- WRITTEN PROBLEM:
Gather all lines from the material that contain "title".

- STORED ROWS:
::::::::
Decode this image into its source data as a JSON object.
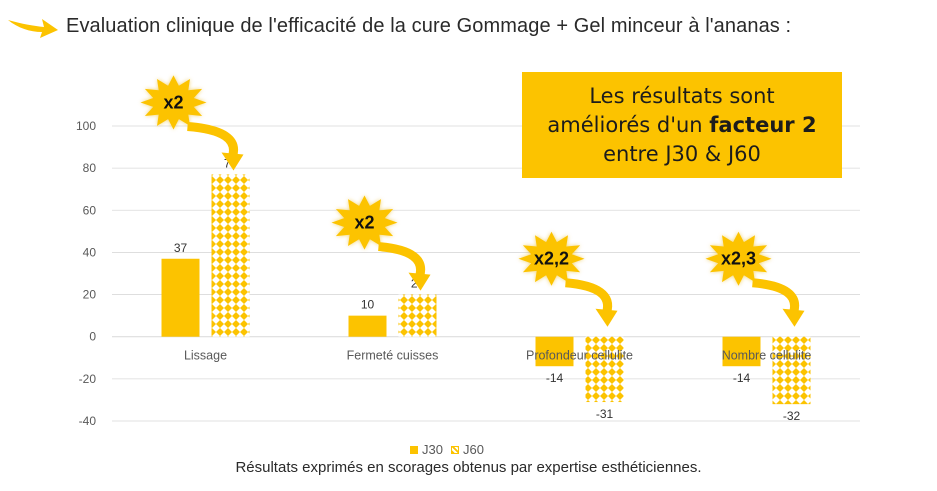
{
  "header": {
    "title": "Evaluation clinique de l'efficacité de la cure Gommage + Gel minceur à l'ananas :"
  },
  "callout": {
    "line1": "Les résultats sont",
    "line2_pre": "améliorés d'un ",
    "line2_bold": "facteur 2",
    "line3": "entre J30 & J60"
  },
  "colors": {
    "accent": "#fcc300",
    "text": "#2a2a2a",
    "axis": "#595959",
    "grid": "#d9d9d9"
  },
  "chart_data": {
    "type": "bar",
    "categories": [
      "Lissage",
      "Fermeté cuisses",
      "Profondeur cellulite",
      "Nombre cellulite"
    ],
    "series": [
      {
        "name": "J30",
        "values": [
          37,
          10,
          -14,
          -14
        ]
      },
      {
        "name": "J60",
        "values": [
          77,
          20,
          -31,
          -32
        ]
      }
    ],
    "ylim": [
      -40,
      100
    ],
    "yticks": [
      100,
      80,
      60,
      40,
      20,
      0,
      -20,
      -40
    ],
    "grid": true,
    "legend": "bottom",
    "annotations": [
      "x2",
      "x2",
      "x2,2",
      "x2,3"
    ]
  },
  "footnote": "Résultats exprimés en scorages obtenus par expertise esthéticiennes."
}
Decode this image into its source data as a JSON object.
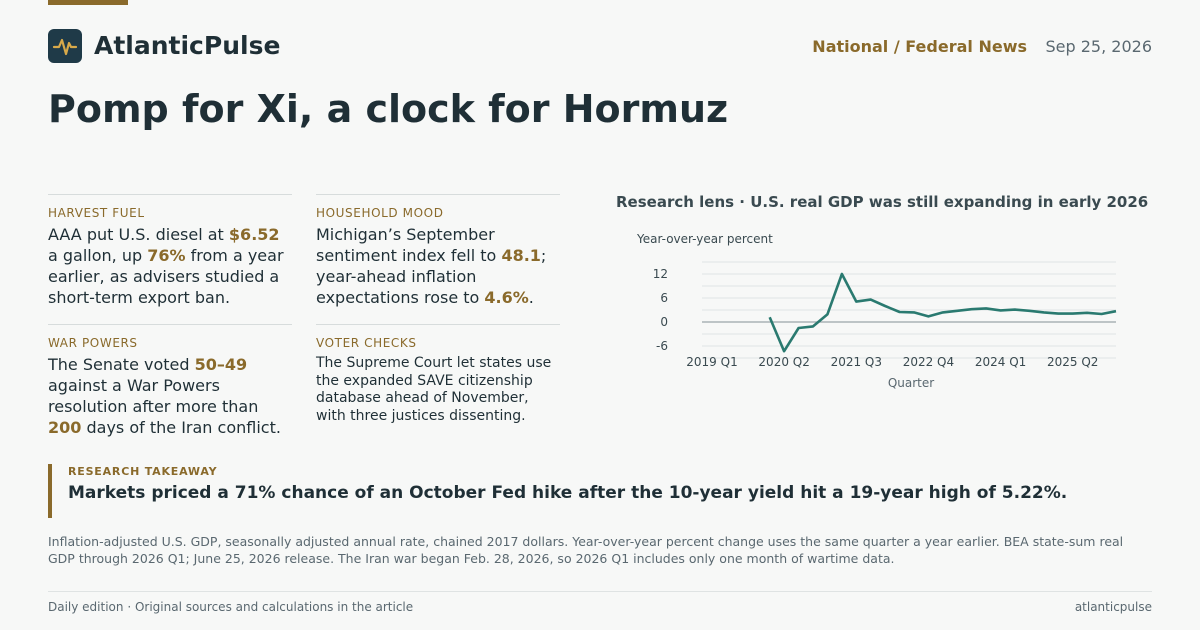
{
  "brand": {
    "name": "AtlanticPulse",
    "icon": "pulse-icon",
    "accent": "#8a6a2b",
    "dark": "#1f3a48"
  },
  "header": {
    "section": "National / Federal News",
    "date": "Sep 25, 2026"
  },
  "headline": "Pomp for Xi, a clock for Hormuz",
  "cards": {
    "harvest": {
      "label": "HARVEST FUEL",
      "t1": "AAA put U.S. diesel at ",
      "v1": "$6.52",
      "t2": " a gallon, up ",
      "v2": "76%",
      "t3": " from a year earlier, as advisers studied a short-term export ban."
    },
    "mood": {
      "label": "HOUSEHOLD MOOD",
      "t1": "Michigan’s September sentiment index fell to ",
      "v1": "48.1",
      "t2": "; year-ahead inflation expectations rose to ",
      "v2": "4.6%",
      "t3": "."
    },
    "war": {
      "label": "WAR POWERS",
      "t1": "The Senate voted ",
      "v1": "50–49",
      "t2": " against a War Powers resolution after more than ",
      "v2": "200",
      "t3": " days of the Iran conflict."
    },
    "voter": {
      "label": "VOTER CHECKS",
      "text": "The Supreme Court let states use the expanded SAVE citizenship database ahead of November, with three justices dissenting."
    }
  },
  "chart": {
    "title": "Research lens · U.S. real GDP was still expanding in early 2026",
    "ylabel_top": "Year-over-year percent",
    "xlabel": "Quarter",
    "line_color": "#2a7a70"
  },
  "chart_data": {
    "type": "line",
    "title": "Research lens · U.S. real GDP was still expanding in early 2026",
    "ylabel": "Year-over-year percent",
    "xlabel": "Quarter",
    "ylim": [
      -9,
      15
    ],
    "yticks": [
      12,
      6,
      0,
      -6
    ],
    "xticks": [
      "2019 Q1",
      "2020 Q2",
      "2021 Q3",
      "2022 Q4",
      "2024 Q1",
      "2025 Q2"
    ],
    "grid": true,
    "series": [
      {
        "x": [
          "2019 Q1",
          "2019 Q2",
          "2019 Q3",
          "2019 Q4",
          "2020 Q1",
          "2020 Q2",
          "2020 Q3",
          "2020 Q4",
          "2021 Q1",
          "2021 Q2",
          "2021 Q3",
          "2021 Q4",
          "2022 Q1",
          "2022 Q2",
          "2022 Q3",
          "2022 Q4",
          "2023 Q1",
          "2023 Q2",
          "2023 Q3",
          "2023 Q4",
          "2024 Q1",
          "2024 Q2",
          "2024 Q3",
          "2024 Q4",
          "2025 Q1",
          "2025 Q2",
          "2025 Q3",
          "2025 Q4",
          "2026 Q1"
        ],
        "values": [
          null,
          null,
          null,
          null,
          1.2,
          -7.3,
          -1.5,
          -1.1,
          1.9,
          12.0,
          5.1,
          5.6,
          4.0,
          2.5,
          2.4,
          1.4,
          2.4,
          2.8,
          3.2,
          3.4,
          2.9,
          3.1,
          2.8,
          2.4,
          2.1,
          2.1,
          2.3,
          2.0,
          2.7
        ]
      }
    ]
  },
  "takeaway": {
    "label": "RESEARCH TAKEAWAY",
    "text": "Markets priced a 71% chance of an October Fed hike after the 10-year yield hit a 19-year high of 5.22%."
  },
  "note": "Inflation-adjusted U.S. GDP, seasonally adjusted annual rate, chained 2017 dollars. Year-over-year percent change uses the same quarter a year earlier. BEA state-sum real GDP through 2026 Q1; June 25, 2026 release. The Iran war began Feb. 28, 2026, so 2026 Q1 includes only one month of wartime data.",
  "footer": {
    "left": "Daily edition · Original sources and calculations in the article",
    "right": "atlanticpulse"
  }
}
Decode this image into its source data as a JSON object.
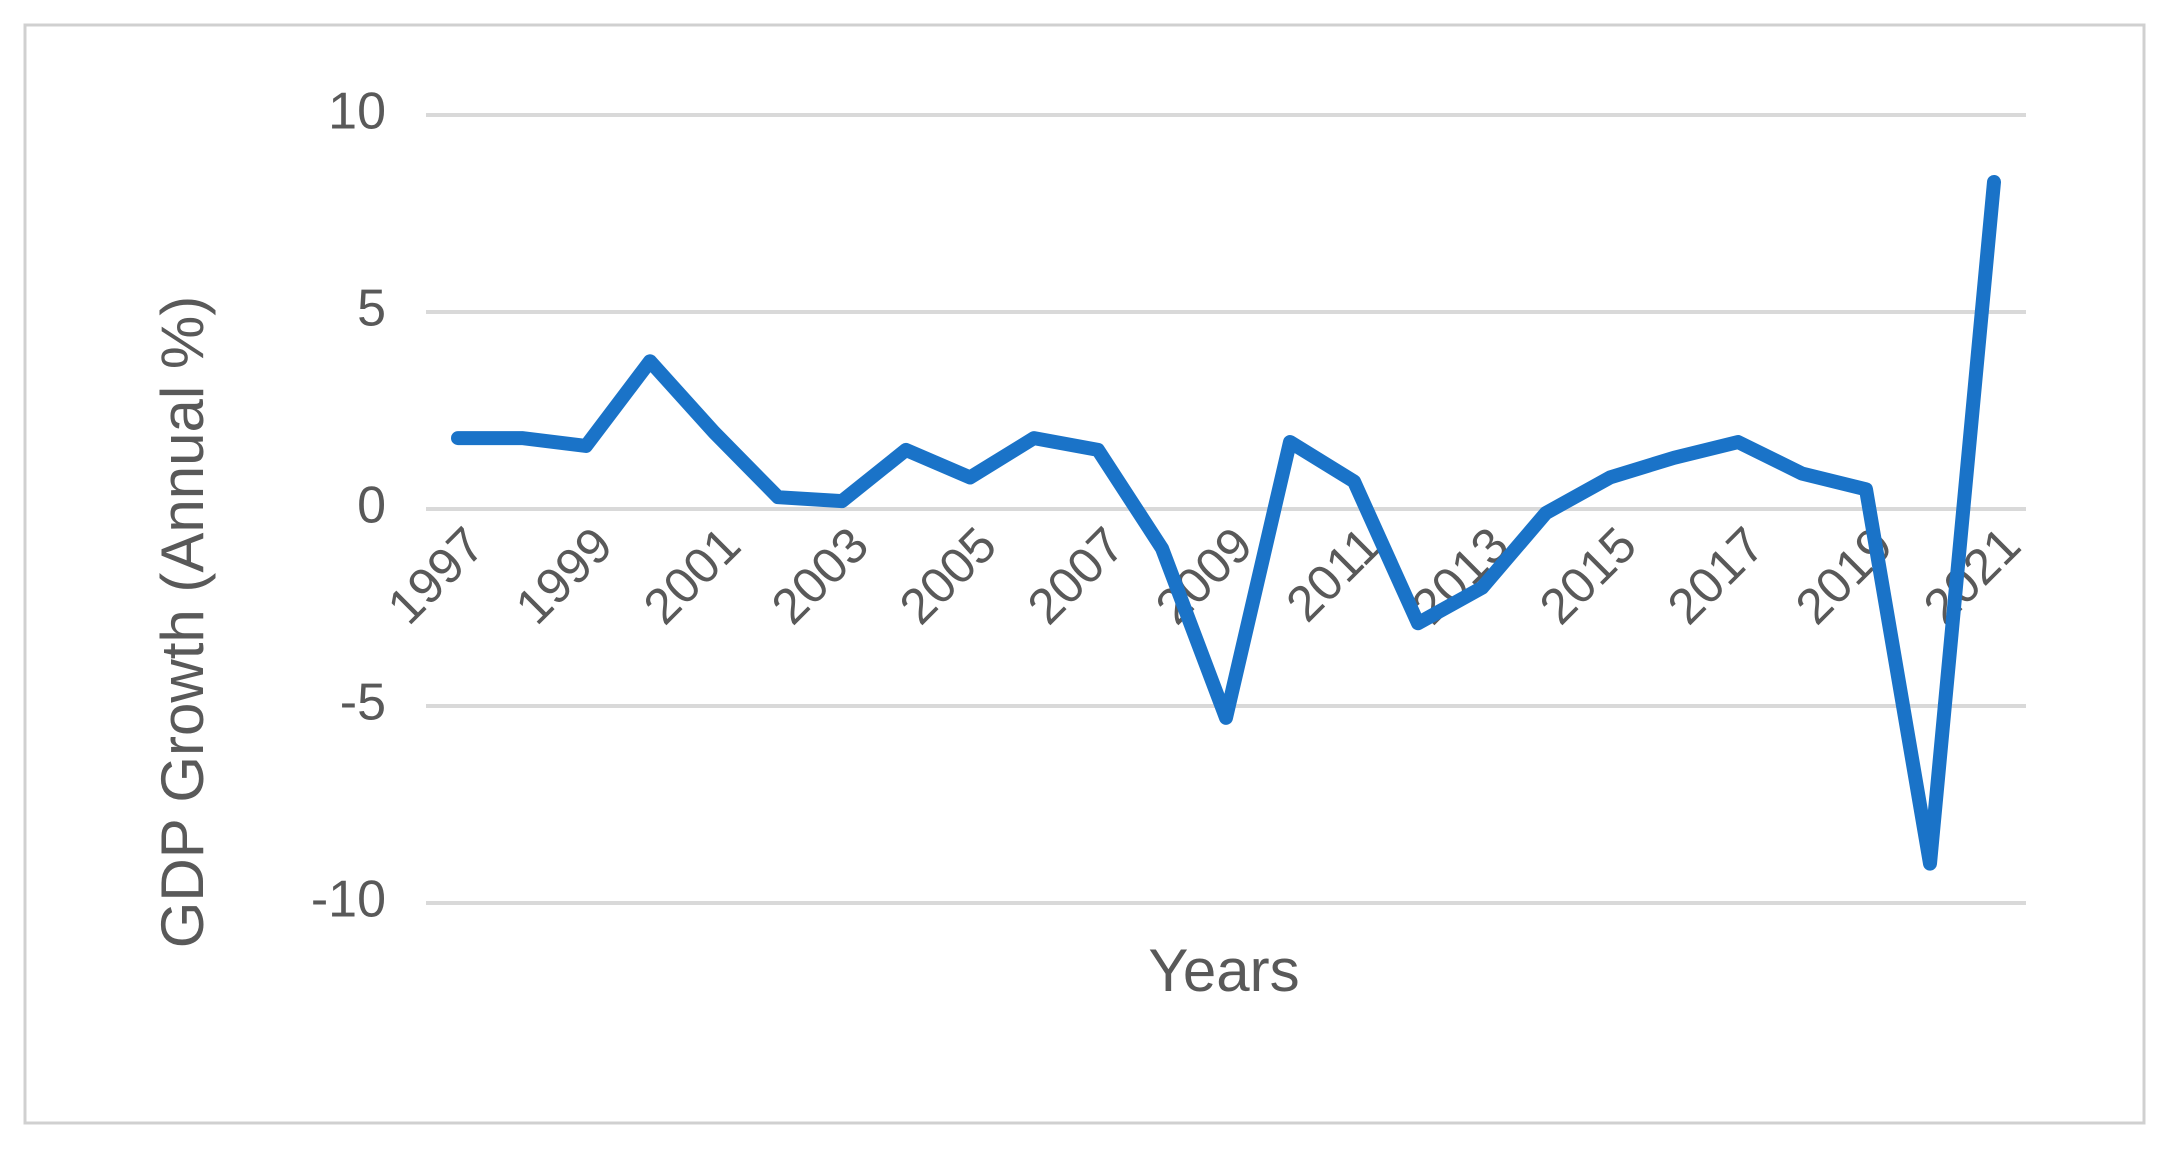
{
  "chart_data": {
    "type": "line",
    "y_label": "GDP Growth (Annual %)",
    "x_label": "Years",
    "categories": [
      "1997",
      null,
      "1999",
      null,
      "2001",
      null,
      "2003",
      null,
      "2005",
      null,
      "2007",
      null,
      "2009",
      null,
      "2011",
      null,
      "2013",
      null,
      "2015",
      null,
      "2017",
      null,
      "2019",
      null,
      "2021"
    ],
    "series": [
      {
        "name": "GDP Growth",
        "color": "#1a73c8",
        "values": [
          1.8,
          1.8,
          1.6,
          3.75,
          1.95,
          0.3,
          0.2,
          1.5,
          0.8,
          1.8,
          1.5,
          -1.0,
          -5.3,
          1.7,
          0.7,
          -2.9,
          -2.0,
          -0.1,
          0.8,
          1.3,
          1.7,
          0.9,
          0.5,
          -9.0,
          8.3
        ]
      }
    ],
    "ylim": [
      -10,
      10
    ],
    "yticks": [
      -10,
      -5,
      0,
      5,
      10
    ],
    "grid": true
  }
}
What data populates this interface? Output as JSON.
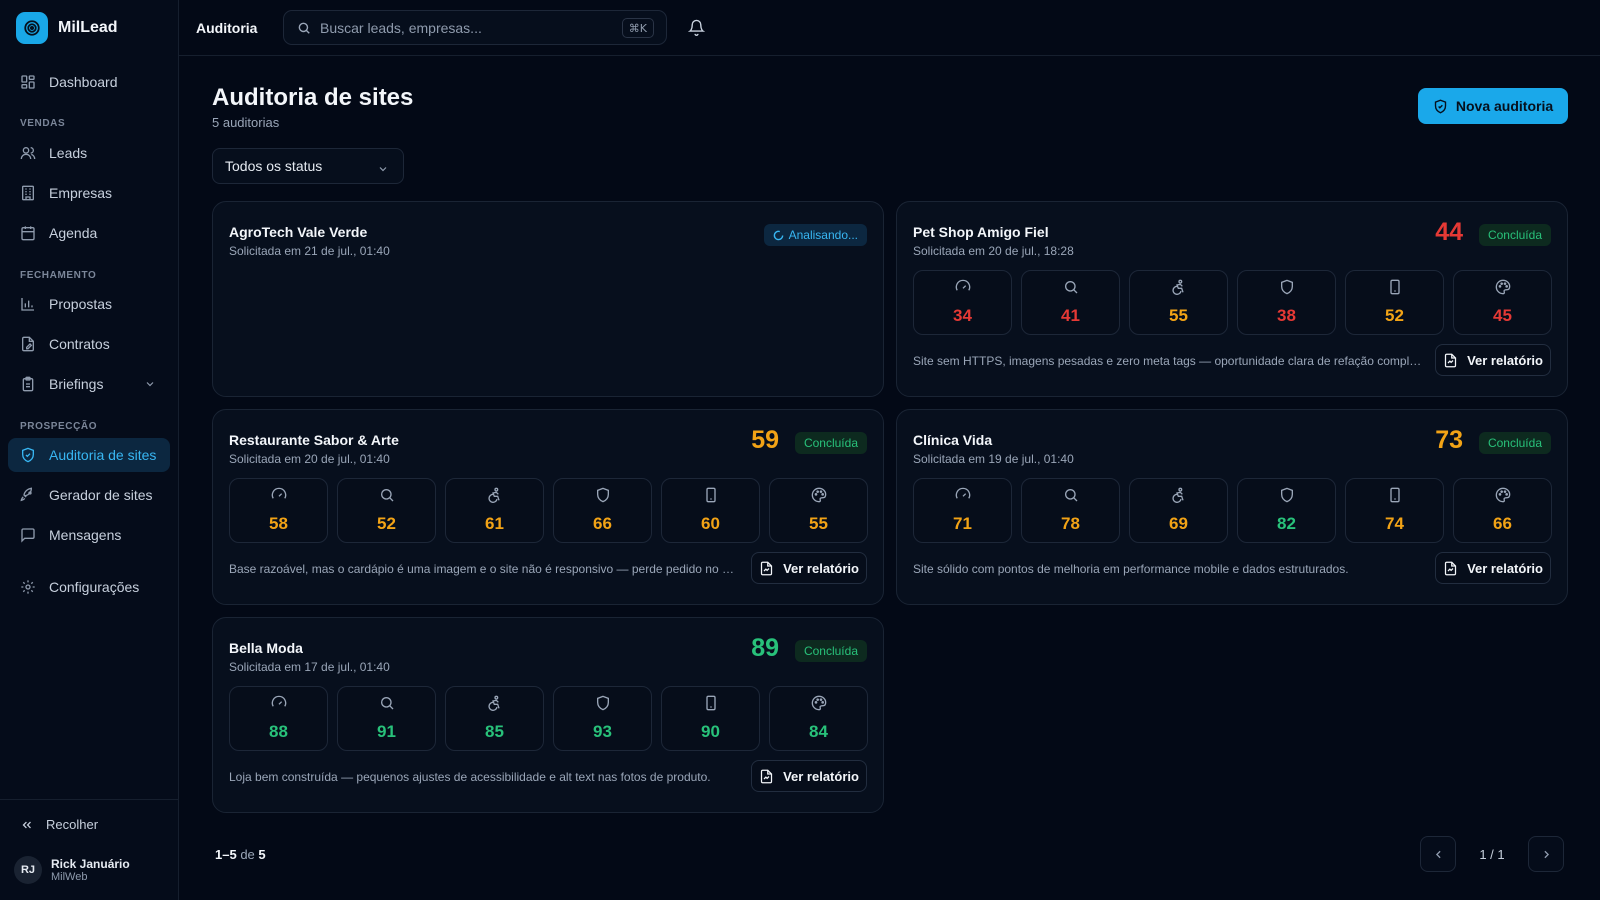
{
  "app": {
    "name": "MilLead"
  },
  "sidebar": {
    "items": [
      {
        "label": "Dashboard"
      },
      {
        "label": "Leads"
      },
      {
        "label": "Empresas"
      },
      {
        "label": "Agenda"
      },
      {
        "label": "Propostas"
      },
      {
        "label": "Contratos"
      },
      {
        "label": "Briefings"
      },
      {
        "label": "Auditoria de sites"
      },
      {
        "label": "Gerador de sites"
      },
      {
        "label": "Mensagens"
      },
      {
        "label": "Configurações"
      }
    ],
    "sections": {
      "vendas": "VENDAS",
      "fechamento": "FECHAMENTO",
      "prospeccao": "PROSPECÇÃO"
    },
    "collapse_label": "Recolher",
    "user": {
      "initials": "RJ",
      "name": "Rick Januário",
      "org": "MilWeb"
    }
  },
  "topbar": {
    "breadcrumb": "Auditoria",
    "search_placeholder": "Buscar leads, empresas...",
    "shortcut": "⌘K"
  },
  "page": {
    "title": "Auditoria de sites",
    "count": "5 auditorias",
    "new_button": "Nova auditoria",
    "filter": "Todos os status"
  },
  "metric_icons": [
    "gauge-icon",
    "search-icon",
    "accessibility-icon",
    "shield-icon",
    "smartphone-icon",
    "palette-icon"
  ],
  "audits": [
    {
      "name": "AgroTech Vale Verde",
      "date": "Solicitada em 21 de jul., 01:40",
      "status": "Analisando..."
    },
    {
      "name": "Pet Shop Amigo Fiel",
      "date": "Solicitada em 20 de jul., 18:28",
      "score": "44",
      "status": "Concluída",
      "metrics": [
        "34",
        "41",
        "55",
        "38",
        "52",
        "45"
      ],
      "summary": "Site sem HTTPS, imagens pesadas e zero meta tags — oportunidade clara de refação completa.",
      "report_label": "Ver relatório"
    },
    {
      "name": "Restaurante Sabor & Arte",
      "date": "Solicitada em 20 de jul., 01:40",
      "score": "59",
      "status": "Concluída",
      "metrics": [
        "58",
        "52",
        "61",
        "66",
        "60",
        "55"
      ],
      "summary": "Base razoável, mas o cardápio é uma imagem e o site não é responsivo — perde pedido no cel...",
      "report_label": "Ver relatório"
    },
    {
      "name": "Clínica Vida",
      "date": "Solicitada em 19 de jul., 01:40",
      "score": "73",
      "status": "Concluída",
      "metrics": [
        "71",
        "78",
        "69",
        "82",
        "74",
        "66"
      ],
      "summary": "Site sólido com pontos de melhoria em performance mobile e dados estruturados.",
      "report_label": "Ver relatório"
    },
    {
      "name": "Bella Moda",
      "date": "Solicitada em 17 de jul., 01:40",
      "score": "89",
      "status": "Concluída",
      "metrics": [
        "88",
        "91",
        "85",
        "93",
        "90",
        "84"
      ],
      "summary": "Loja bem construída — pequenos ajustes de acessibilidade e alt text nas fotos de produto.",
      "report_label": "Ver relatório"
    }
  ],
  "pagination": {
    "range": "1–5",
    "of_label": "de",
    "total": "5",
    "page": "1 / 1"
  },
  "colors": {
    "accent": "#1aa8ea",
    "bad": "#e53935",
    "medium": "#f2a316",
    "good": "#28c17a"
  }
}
::::::::
- EXERCISE RESULT:
    "title": "Evaluation clinique de l'efficacité de la cure Gommage + Gel minceur à l'ananas :"
    "title": "Research lens · U.S. real GDP was still expanding in early 2026",
    "title": "Research lens · U.S. real GDP was still expanding in early 2026",
    "title": "Auditoria de sites",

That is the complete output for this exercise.